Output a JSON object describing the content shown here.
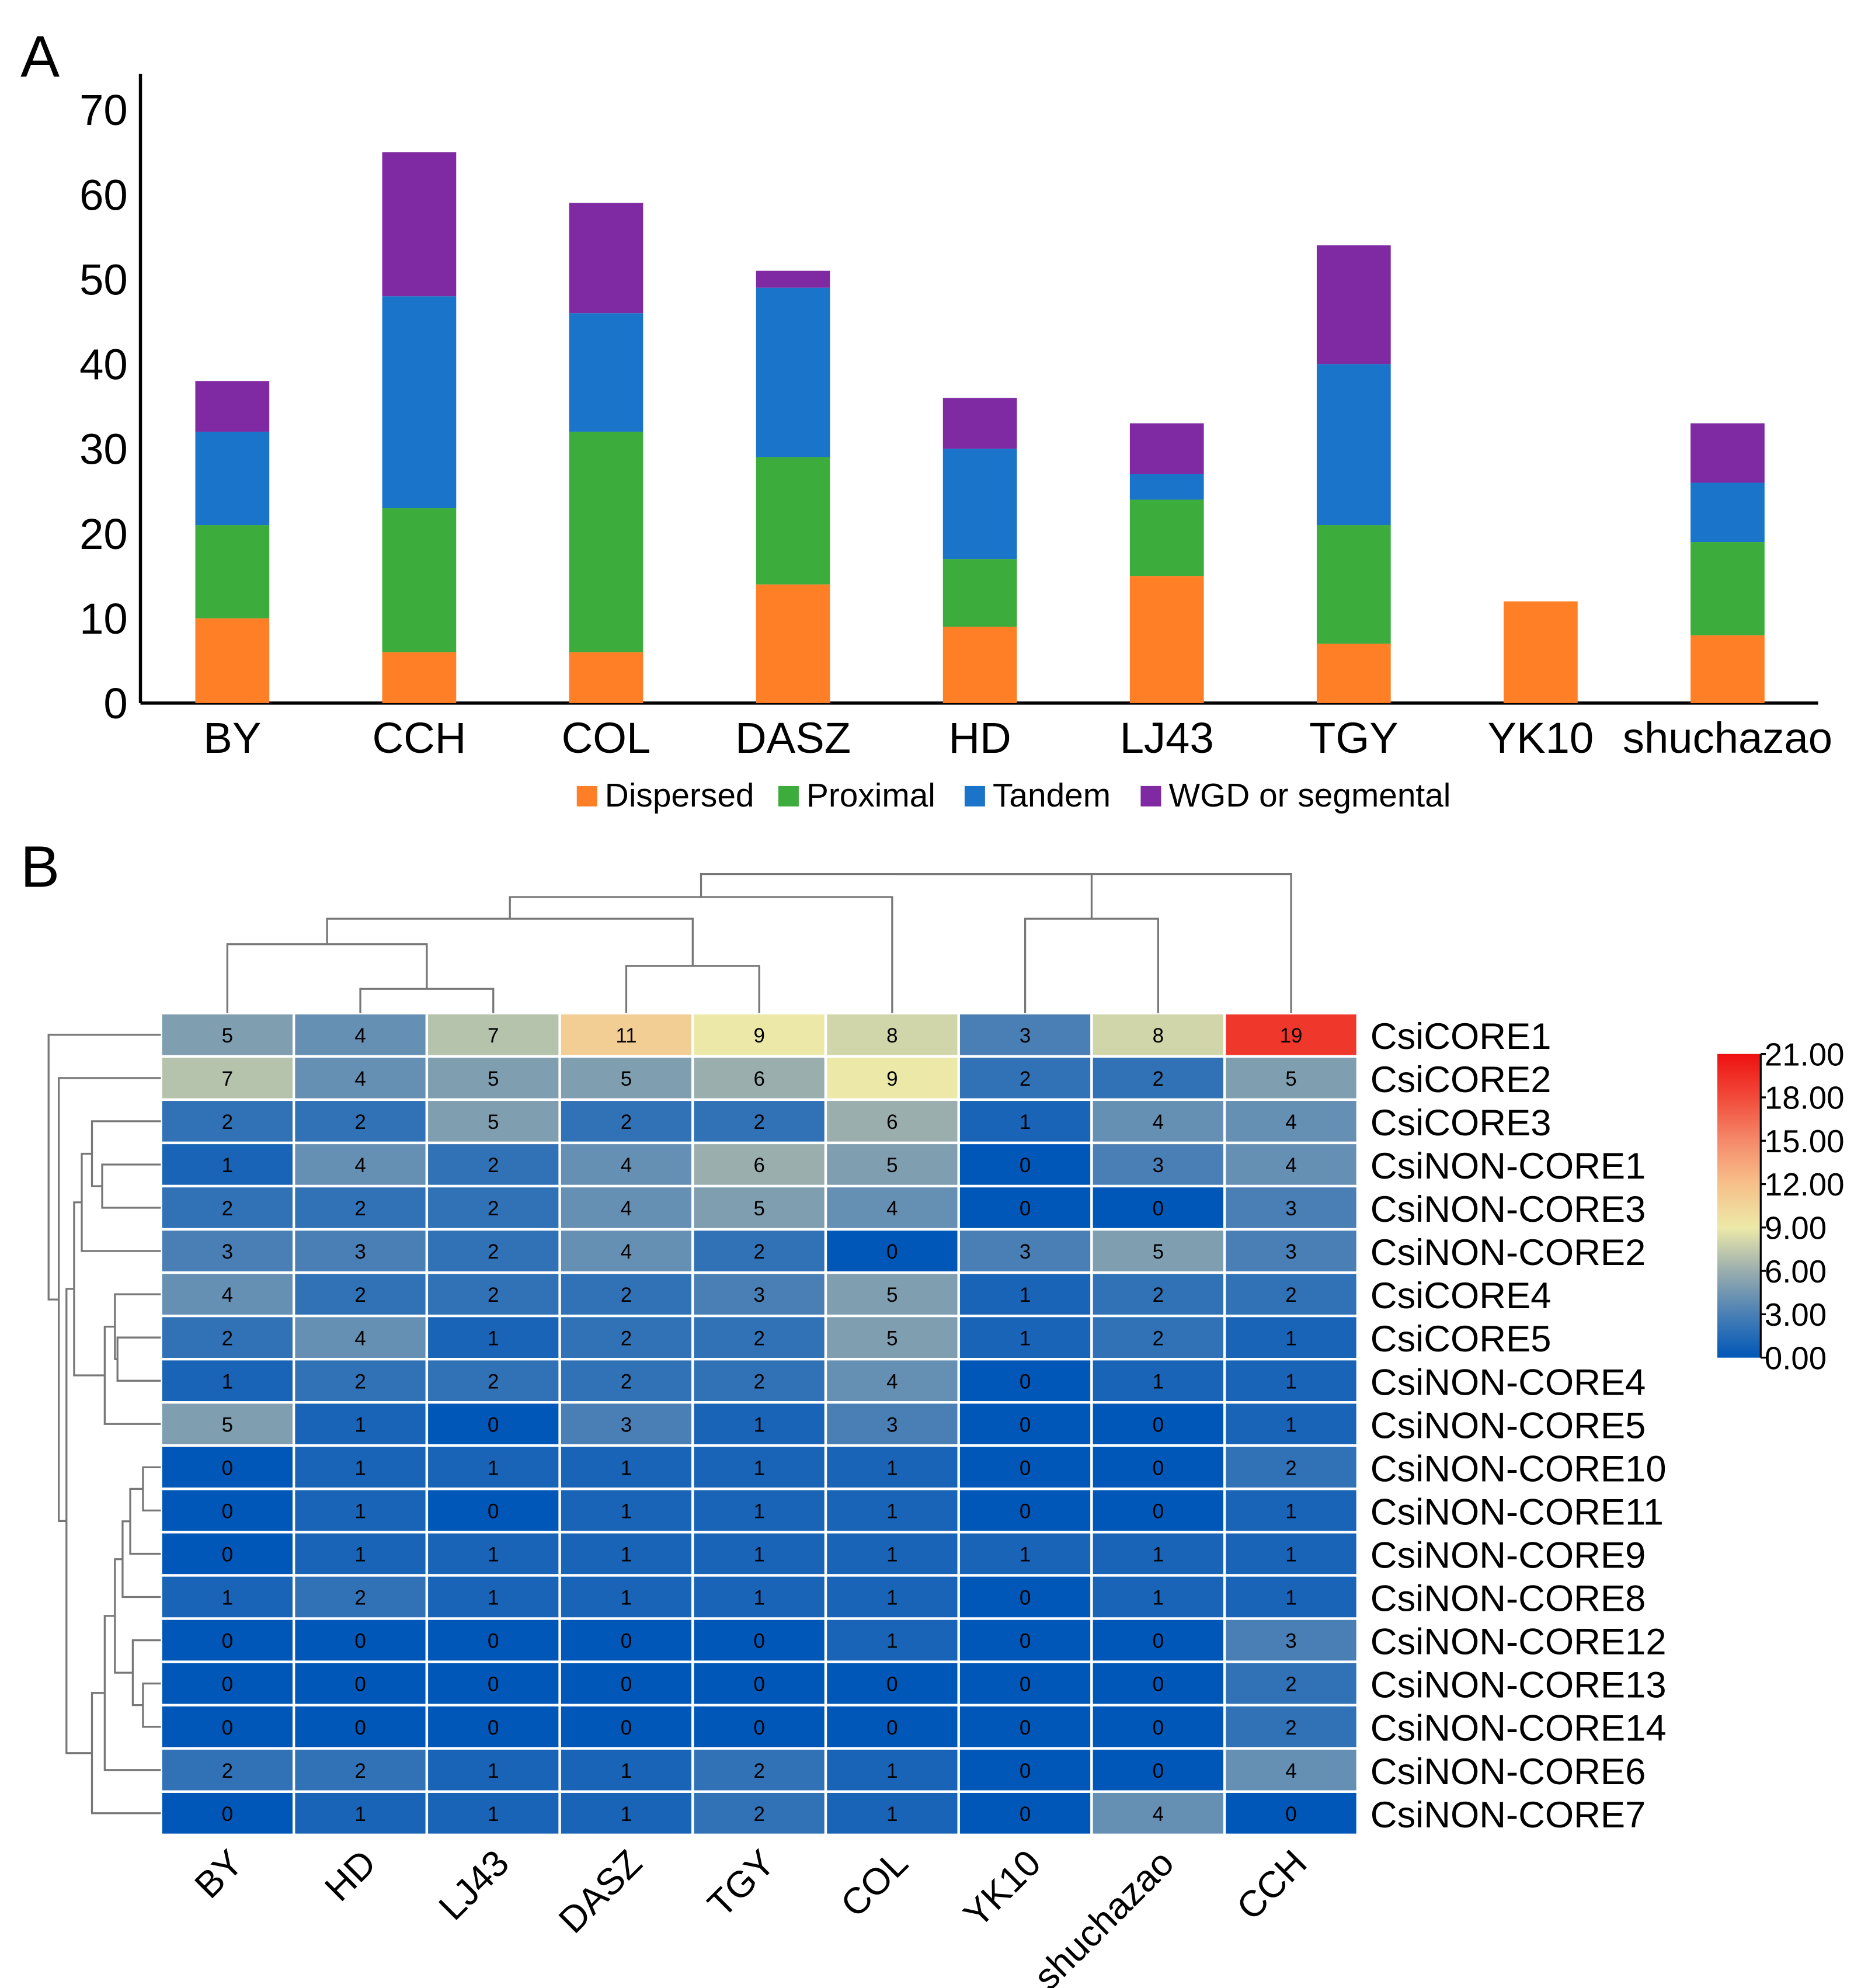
{
  "panels": {
    "a": "A",
    "b": "B"
  },
  "chart_data": [
    {
      "type": "bar",
      "stacked": true,
      "title": "",
      "categories": [
        "BY",
        "CCH",
        "COL",
        "DASZ",
        "HD",
        "LJ43",
        "TGY",
        "YK10",
        "shuchazao"
      ],
      "series": [
        {
          "name": "Dispersed",
          "color": "#ff7f27",
          "values": [
            10,
            6,
            6,
            14,
            9,
            15,
            7,
            12,
            8
          ]
        },
        {
          "name": "Proximal",
          "color": "#3cac3c",
          "values": [
            11,
            17,
            26,
            15,
            8,
            9,
            14,
            0,
            11
          ]
        },
        {
          "name": "Tandem",
          "color": "#1a74c9",
          "values": [
            11,
            25,
            14,
            20,
            13,
            3,
            19,
            0,
            7
          ]
        },
        {
          "name": "WGD or segmental",
          "color": "#7f2aa3",
          "values": [
            6,
            17,
            13,
            2,
            6,
            6,
            14,
            0,
            7
          ]
        }
      ],
      "yticks": [
        "0",
        "10",
        "20",
        "30",
        "40",
        "50",
        "60",
        "70"
      ],
      "ylim": [
        0,
        70
      ],
      "legend": "bottom"
    },
    {
      "type": "heatmap",
      "columns": [
        "BY",
        "HD",
        "LJ43",
        "DASZ",
        "TGY",
        "COL",
        "YK10",
        "shuchazao",
        "CCH"
      ],
      "rows": [
        "CsiCORE1",
        "CsiCORE2",
        "CsiCORE3",
        "CsiNON-CORE1",
        "CsiNON-CORE3",
        "CsiNON-CORE2",
        "CsiCORE4",
        "CsiCORE5",
        "CsiNON-CORE4",
        "CsiNON-CORE5",
        "CsiNON-CORE10",
        "CsiNON-CORE11",
        "CsiNON-CORE9",
        "CsiNON-CORE8",
        "CsiNON-CORE12",
        "CsiNON-CORE13",
        "CsiNON-CORE14",
        "CsiNON-CORE6",
        "CsiNON-CORE7"
      ],
      "values": [
        [
          5,
          4,
          7,
          11,
          9,
          8,
          3,
          8,
          19
        ],
        [
          7,
          4,
          5,
          5,
          6,
          9,
          2,
          2,
          5
        ],
        [
          2,
          2,
          5,
          2,
          2,
          6,
          1,
          4,
          4
        ],
        [
          1,
          4,
          2,
          4,
          6,
          5,
          0,
          3,
          4
        ],
        [
          2,
          2,
          2,
          4,
          5,
          4,
          0,
          0,
          3
        ],
        [
          3,
          3,
          2,
          4,
          2,
          0,
          3,
          5,
          3
        ],
        [
          4,
          2,
          2,
          2,
          3,
          5,
          1,
          2,
          2
        ],
        [
          2,
          4,
          1,
          2,
          2,
          5,
          1,
          2,
          1
        ],
        [
          1,
          2,
          2,
          2,
          2,
          4,
          0,
          1,
          1
        ],
        [
          5,
          1,
          0,
          3,
          1,
          3,
          0,
          0,
          1
        ],
        [
          0,
          1,
          1,
          1,
          1,
          1,
          0,
          0,
          2
        ],
        [
          0,
          1,
          0,
          1,
          1,
          1,
          0,
          0,
          1
        ],
        [
          0,
          1,
          1,
          1,
          1,
          1,
          1,
          1,
          1
        ],
        [
          1,
          2,
          1,
          1,
          1,
          1,
          0,
          1,
          1
        ],
        [
          0,
          0,
          0,
          0,
          0,
          1,
          0,
          0,
          3
        ],
        [
          0,
          0,
          0,
          0,
          0,
          0,
          0,
          0,
          2
        ],
        [
          0,
          0,
          0,
          0,
          0,
          0,
          0,
          0,
          2
        ],
        [
          2,
          2,
          1,
          1,
          2,
          1,
          0,
          0,
          4
        ],
        [
          0,
          1,
          1,
          1,
          2,
          1,
          0,
          4,
          0
        ]
      ],
      "colorbar": {
        "range": [
          0,
          21
        ],
        "ticks": [
          "21.00",
          "18.00",
          "15.00",
          "12.00",
          "9.00",
          "6.00",
          "3.00",
          "0.00"
        ],
        "stops": [
          "#0057b7",
          "#4a7fb5",
          "#9aaeae",
          "#ece9a8",
          "#f7c08a",
          "#f58a6a",
          "#f14a3a",
          "#ee1111"
        ]
      }
    }
  ]
}
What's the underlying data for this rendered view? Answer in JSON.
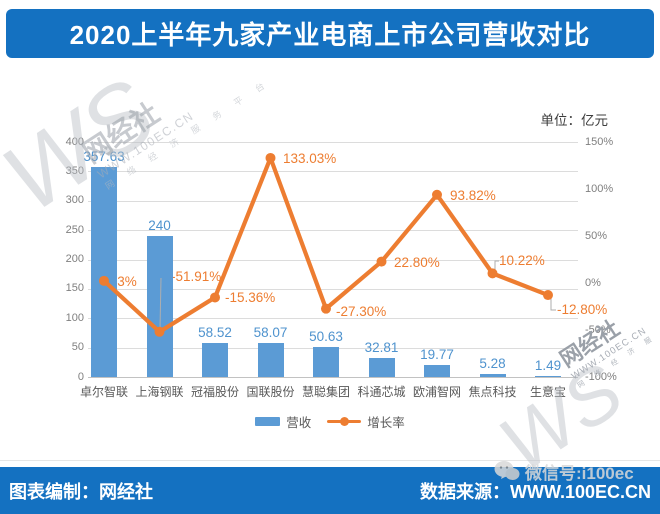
- - - - -
§ **Requirements**:
From the entries above, copy every line containing the word "JSON".

§ **Right answer**:
Output a JSON object describing the content shown here.
What's the underlying data for this rendered view? Answer in JSON.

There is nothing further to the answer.